→ **Tasks to complete**:
1 – Reproduce, word for word, the passage of the commentary on the Republican senators' letter to Iran that opens with the words containing "In the bigger" and closes with "elections have consequences.".
2 – Carry on writing the commentary on the Republican senators' letter to Iran, picking up after its final sentence.

→ **Text to read**:
(begin)

Freshman Senator Tom Cotton (R-Ark) and forty-six of his Republican colleagues wrote a letter to the Iranian leadership warning that any deal implemented by executive order can be revoked by executive order. That is, whoever is elected in 2016, or even President Obama if he saw fit, can undo the deal at any time. The goal is to prevent Iran from gaming ongoing negotiations with the P5+1, but the letter indirectly strengthens President Obama’s hand. It is a basic good cop/bad cop, with the Republicans playing bad cop so President Obama can play good cop and try to salvage a viable deal.

The accusation that signing this letter is traitorous is bizarre. As a purely legal matter, treason accusations are meritless. Conceptually they fair no better. Not only are the Senators trying to prevent the United States’ most vicious global antagonist from gaining nuclear weapons, they are indirectly helping a president who is doing everything he can to undercut their constitutional powers. Oh, and Tom Cotton is an Army veteran who served tours in Iraq and Afghanistan; hardly an obvious target for treason accusations. Yet the #47traitors hashtag was trending on twitter on Tuesday and a petition calling for the letter’s signatories to be indicted has nearly reached its goal (this brings to mind French Revolution tactics of slaughtering competitors whenever possible, no matter how slim the pretense).

In the bigger picture, what exactly did President Obama expect congressional Republicans to do? In January, 2014, frustrated with constitutional checks and balances that gave the Republican majority in the House a say in governance, President Obama announced that he would rule by fiat, circumventing Congress by relying on executive orders and legislation masquerading as regulation. Then, of course, President Obama’s fellow democrats in the Senate were trounced in November, giving Republicans the Senate, too, and leaving President Obama all the more dependent on cooperation across the aisle, at least under the Constitution. After all, elections have consequences.

(end)

→ **Data lines**:

(begin)

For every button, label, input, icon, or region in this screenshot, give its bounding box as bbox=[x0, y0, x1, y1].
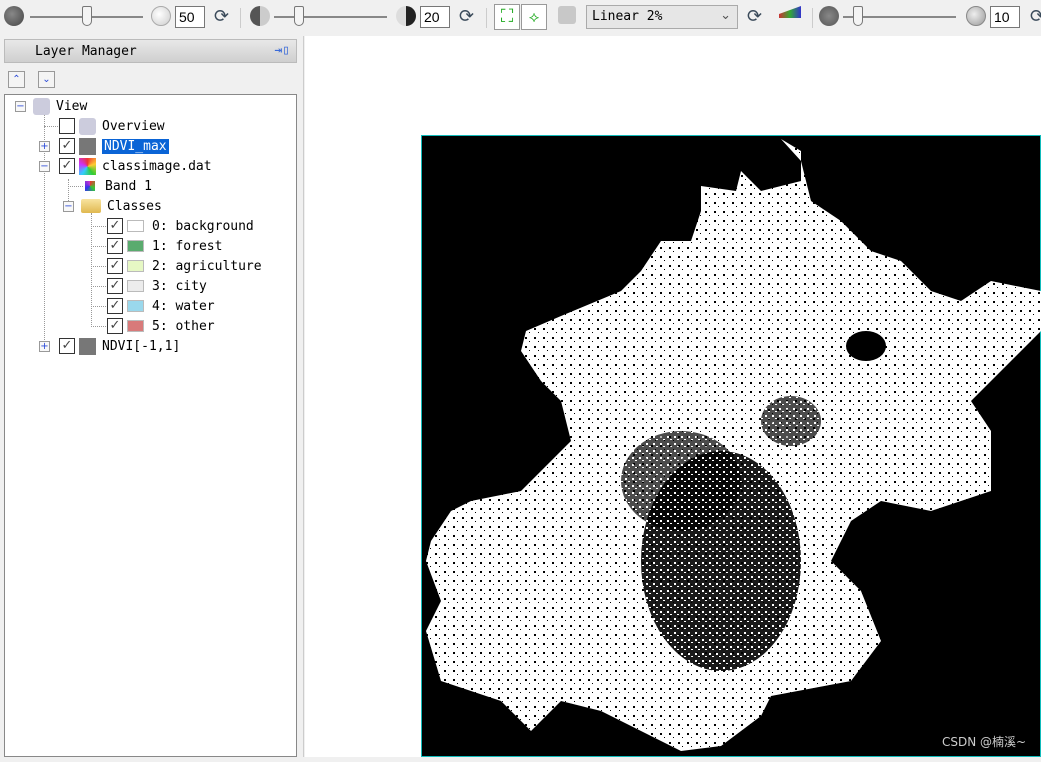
classification-map-image[interactable] bbox=[421, 135, 1041, 757]
contrast-reset-icon[interactable]: ⟳ bbox=[459, 6, 474, 27]
class-item[interactable]: ✓ 5: other bbox=[107, 317, 215, 335]
tree-node-overview[interactable]: Overview bbox=[59, 117, 165, 135]
ndvi-max-label: NDVI_max bbox=[102, 138, 169, 154]
brightness-reset-icon[interactable]: ⟳ bbox=[214, 6, 229, 27]
dock-icon[interactable]: ⇥▯ bbox=[274, 43, 290, 58]
sharpen-high-icon bbox=[966, 6, 986, 26]
move-down-button[interactable]: ⌄ bbox=[38, 71, 55, 88]
layer-tree: − View Overview + ✓ NDVI_max − ✓ classimag… bbox=[4, 94, 297, 757]
stretch-select[interactable]: Linear 2% ⌄ bbox=[586, 5, 738, 29]
view-eye-icon bbox=[33, 97, 50, 115]
expand-ndvi-max-toggle[interactable]: + bbox=[39, 141, 50, 152]
watermark: CSDN @楠溪~ bbox=[942, 735, 1027, 749]
class-color-swatch bbox=[127, 300, 144, 312]
histogram-icon[interactable] bbox=[779, 6, 801, 18]
class-checkbox[interactable]: ✓ bbox=[107, 238, 123, 254]
class-item[interactable]: ✓ 1: forest bbox=[107, 237, 222, 255]
brightness-dark-icon bbox=[4, 6, 24, 26]
layer-manager-panel: Layer Manager ⇥▯ ⌃ ⌄ − View Overview + ✓ N… bbox=[0, 36, 304, 757]
collapse-classes-toggle[interactable]: − bbox=[63, 201, 74, 212]
class-label: 5: other bbox=[152, 318, 215, 334]
folder-icon bbox=[81, 199, 101, 213]
raster-icon bbox=[79, 137, 96, 155]
chevron-down-icon: ⌄ bbox=[720, 8, 731, 23]
map-raster bbox=[426, 139, 1041, 751]
overview-label: Overview bbox=[102, 118, 165, 134]
class-checkbox[interactable]: ✓ bbox=[107, 258, 123, 274]
sharpen-input[interactable]: 10 bbox=[990, 6, 1020, 28]
overview-eye-icon bbox=[79, 117, 96, 135]
rotate-disabled-icon bbox=[558, 6, 576, 24]
tree-node-view[interactable]: View bbox=[33, 97, 87, 115]
class-label: 2: agriculture bbox=[152, 258, 262, 274]
tree-node-classes[interactable]: Classes bbox=[81, 197, 162, 215]
ndvi-range-checkbox[interactable]: ✓ bbox=[59, 338, 75, 354]
tree-node-ndvi-range[interactable]: ✓ NDVI[-1,1] bbox=[59, 337, 180, 355]
raster-icon bbox=[79, 337, 96, 355]
class-checkbox[interactable]: ✓ bbox=[107, 218, 123, 234]
class-label: 1: forest bbox=[152, 238, 223, 254]
class-item[interactable]: ✓ 3: city bbox=[107, 277, 207, 295]
stretch-reset-icon[interactable]: ⟳ bbox=[747, 6, 762, 27]
collapse-classimage-toggle[interactable]: − bbox=[39, 161, 50, 172]
classimage-checkbox[interactable]: ✓ bbox=[59, 158, 75, 174]
class-item[interactable]: ✓ 4: water bbox=[107, 297, 215, 315]
move-up-button[interactable]: ⌃ bbox=[8, 71, 25, 88]
zoom-fit-icon[interactable]: ⟡ bbox=[521, 4, 547, 30]
contrast-input[interactable]: 20 bbox=[420, 6, 450, 28]
class-checkbox[interactable]: ✓ bbox=[107, 278, 123, 294]
class-color-swatch bbox=[127, 260, 144, 272]
class-checkbox[interactable]: ✓ bbox=[107, 298, 123, 314]
class-label: 4: water bbox=[152, 298, 215, 314]
class-image-icon bbox=[79, 157, 96, 175]
tree-node-band-1[interactable]: Band 1 bbox=[85, 177, 152, 195]
class-color-swatch bbox=[127, 240, 144, 252]
class-checkbox[interactable]: ✓ bbox=[107, 318, 123, 334]
overview-checkbox[interactable] bbox=[59, 118, 75, 134]
class-item[interactable]: ✓ 2: agriculture bbox=[107, 257, 262, 275]
sharpen-low-icon bbox=[819, 6, 839, 26]
brightness-light-icon bbox=[151, 6, 171, 26]
class-color-swatch bbox=[127, 320, 144, 332]
full-extent-icon[interactable]: ⛶ bbox=[494, 4, 520, 30]
band-icon bbox=[85, 181, 95, 191]
classes-label: Classes bbox=[107, 198, 162, 214]
class-item[interactable]: ✓ 0: background bbox=[107, 217, 254, 235]
classimage-label: classimage.dat bbox=[102, 158, 212, 174]
contrast-high-icon bbox=[396, 6, 416, 26]
brightness-slider-thumb[interactable] bbox=[82, 6, 92, 26]
toolbar: 50 ⟳ 20 ⟳ ⛶ ⟡ Linear 2% ⌄ ⟳ 10 ⟳ bbox=[0, 0, 1041, 36]
brightness-input[interactable]: 50 bbox=[175, 6, 205, 28]
contrast-low-icon bbox=[250, 6, 270, 26]
sharpen-reset-icon[interactable]: ⟳ bbox=[1030, 6, 1041, 27]
band-label: Band 1 bbox=[105, 178, 152, 194]
separator bbox=[486, 8, 487, 28]
class-label: 0: background bbox=[152, 218, 254, 234]
collapse-view-toggle[interactable]: − bbox=[15, 101, 26, 112]
contrast-slider-thumb[interactable] bbox=[294, 6, 304, 26]
ndvi-range-label: NDVI[-1,1] bbox=[102, 338, 181, 354]
class-color-swatch bbox=[127, 220, 144, 232]
class-label: 3: city bbox=[152, 278, 207, 294]
expand-ndvi-range-toggle[interactable]: + bbox=[39, 341, 50, 352]
layer-manager-title: Layer Manager bbox=[35, 44, 137, 59]
sharpen-slider-thumb[interactable] bbox=[853, 6, 863, 26]
tree-node-classimage[interactable]: ✓ classimage.dat bbox=[59, 157, 212, 175]
stretch-select-value: Linear 2% bbox=[592, 9, 663, 24]
class-color-swatch bbox=[127, 280, 144, 292]
layer-manager-header: Layer Manager ⇥▯ bbox=[4, 39, 297, 63]
tree-node-ndvi-max[interactable]: ✓ NDVI_max bbox=[59, 137, 169, 155]
contrast-slider[interactable] bbox=[274, 16, 387, 18]
view-label: View bbox=[56, 98, 88, 114]
separator bbox=[812, 8, 813, 28]
separator bbox=[240, 8, 241, 28]
ndvi-max-checkbox[interactable]: ✓ bbox=[59, 138, 75, 154]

(end)

→ **Answers for this exercise**:
1 –
In the bigger picture, what exactly did President Obama expect congressional Republicans to do? In January, 2014, frustrated with constitutional checks and balances that gave the Republican majority in the House a say in governance, President Obama announced that he would rule by fiat, circumventing Congress by relying on executive orders and legislation masquerading as regulation. Then, of course, President Obama’s fellow democrats in the Senate were trounced in November, giving Republicans the Senate, too, and leaving President Obama all the more dependent on cooperation across the aisle, at least under the Constitution. After all, elections have consequences.

2 –
But rather then moderate as the Constitution dictates in times of divided governance, the President opted to just ignore separation of powers. The breaking point probably came with an executive order that granted de facto amnesty to millions of people in the country illegally, notwithstanding federal law prohibiting same.

Now, President Obama promises that any deal he strikes with Iran will not be sent to the Senate for ratification (as a treaty requiring a 2/3 vote under Article II) or even for a non-binding up-or-down vote. In his view, he can strike any deal with Iran and suspend or rescind sanctions imposed by legislation duly passed by Congress and signed into law, and Congress has no say whatever.  In practice, President Obama’s overreaching gives Republicans in Congress every justification (and arguably the obligation) to do everything in their power to rein him in.

No, Senator Cotton and company are not traitors.  They are living up to their oaths to protect the country and the Constitution.  President Obama is on pace to sign a disastrous pact that assures Iran a path to nuclear weapons.  To implement the deal, President Obama would ignore federal law, the majority of Congress, and public opinion. Bravo to the Senators for exerting themselves to prevent such a debacle.